● What this task involves
Using the listing below, select the lines with the word "FeSO₄" and copy them.

-- START OF Material for this exercise --

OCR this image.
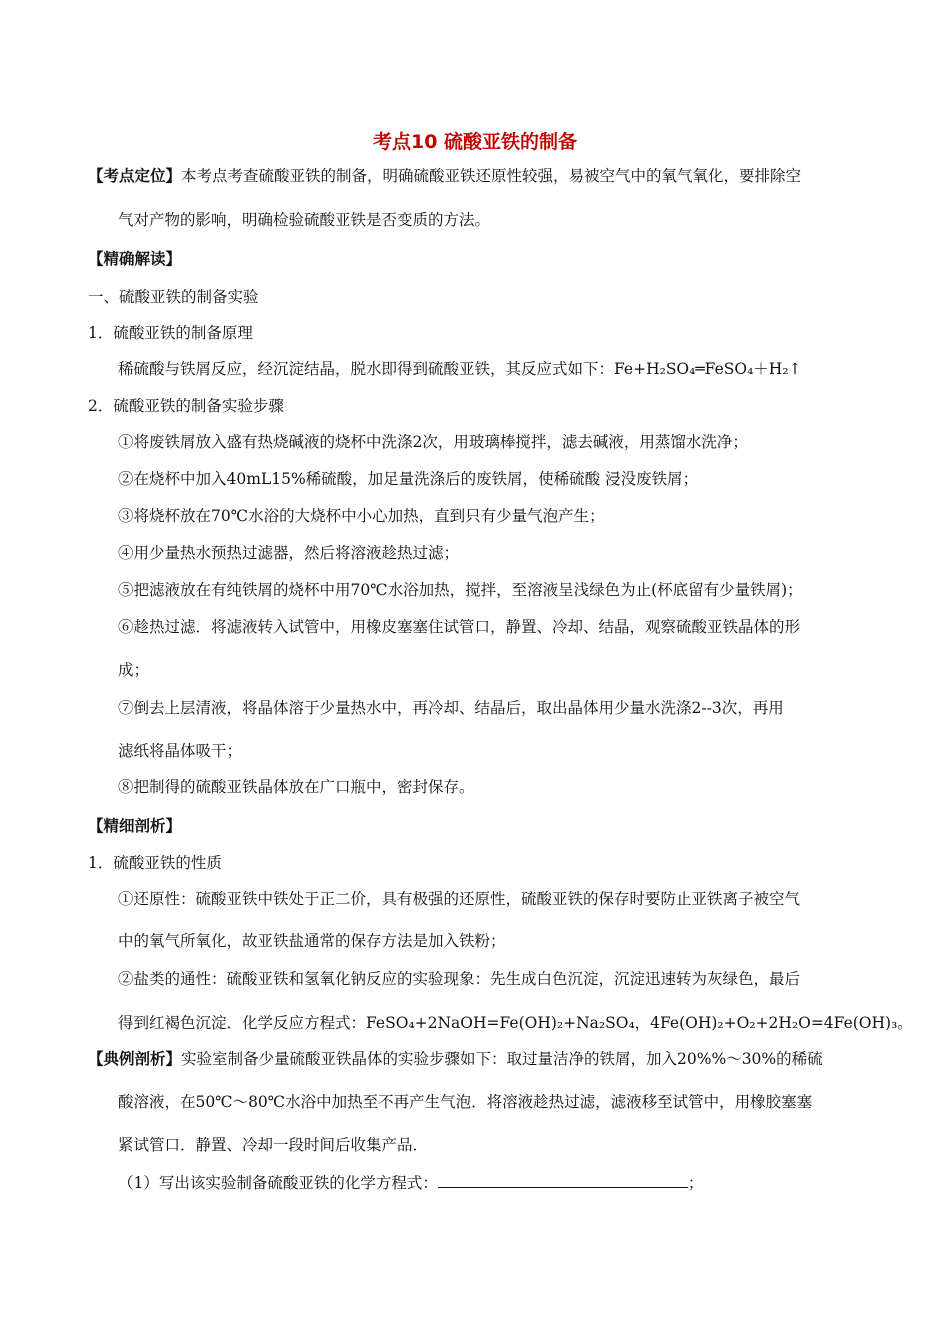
考点10 硫酸亚铁的制备
【考点定位】本考点考查硫酸亚铁的制备，明确硫酸亚铁还原性较强，易被空气中的氧气氧化，要排除空
气对产物的影响，明确检验硫酸亚铁是否变质的方法。
【精确解读】
一、硫酸亚铁的制备实验
1．硫酸亚铁的制备原理
稀硫酸与铁屑反应，经沉淀结晶，脱水即得到硫酸亚铁，其反应式如下：Fe+H₂SO₄═FeSO₄＋H₂↑
2．硫酸亚铁的制备实验步骤
①将废铁屑放入盛有热烧碱液的烧杯中洗涤2次，用玻璃棒搅拌，滤去碱液，用蒸馏水洗净；
②在烧杯中加入40mL15%稀硫酸，加足量洗涤后的废铁屑，使稀硫酸 浸没废铁屑；
③将烧杯放在70℃水浴的大烧杯中小心加热，直到只有少量气泡产生；
④用少量热水预热过滤器，然后将溶液趁热过滤；
⑤把滤液放在有纯铁屑的烧杯中用70℃水浴加热，搅拌，至溶液呈浅绿色为止(杯底留有少量铁屑)；
⑥趁热过滤．将滤液转入试管中，用橡皮塞塞住试管口，静置、冷却、结晶，观察硫酸亚铁晶体的形
成；
⑦倒去上层清液，将晶体溶于少量热水中，再冷却、结晶后，取出晶体用少量水洗涤2--3次，再用
滤纸将晶体吸干；
⑧把制得的硫酸亚铁晶体放在广口瓶中，密封保存。
【精细剖析】
1．硫酸亚铁的性质
①还原性：硫酸亚铁中铁处于正二价，具有极强的还原性，硫酸亚铁的保存时要防止亚铁离子被空气
中的氧气所氧化，故亚铁盐通常的保存方法是加入铁粉；
②盐类的通性：硫酸亚铁和氢氧化钠反应的实验现象：先生成白色沉淀，沉淀迅速转为灰绿色，最后
得到红褐色沉淀．化学反应方程式：FeSO₄+2NaOH=Fe(OH)₂+Na₂SO₄，4Fe(OH)₂+O₂+2H₂O=4Fe(OH)₃。
【典例剖析】实验室制备少量硫酸亚铁晶体的实验步骤如下：取过量洁净的铁屑，加入20%%～30%的稀硫
酸溶液，在50℃～80℃水浴中加热至不再产生气泡．将溶液趁热过滤，滤液移至试管中，用橡胶塞塞
紧试管口．静置、冷却一段时间后收集产品．
（1）写出该实验制备硫酸亚铁的化学方程式：	；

-- END OF Material for this exercise --

● Task output
稀硫酸与铁屑反应，经沉淀结晶，脱水即得到硫酸亚铁，其反应式如下：Fe+H₂SO₄═FeSO₄＋H₂↑
得到红褐色沉淀．化学反应方程式：FeSO₄+2NaOH=Fe(OH)₂+Na₂SO₄，4Fe(OH)₂+O₂+2H₂O=4Fe(OH)₃。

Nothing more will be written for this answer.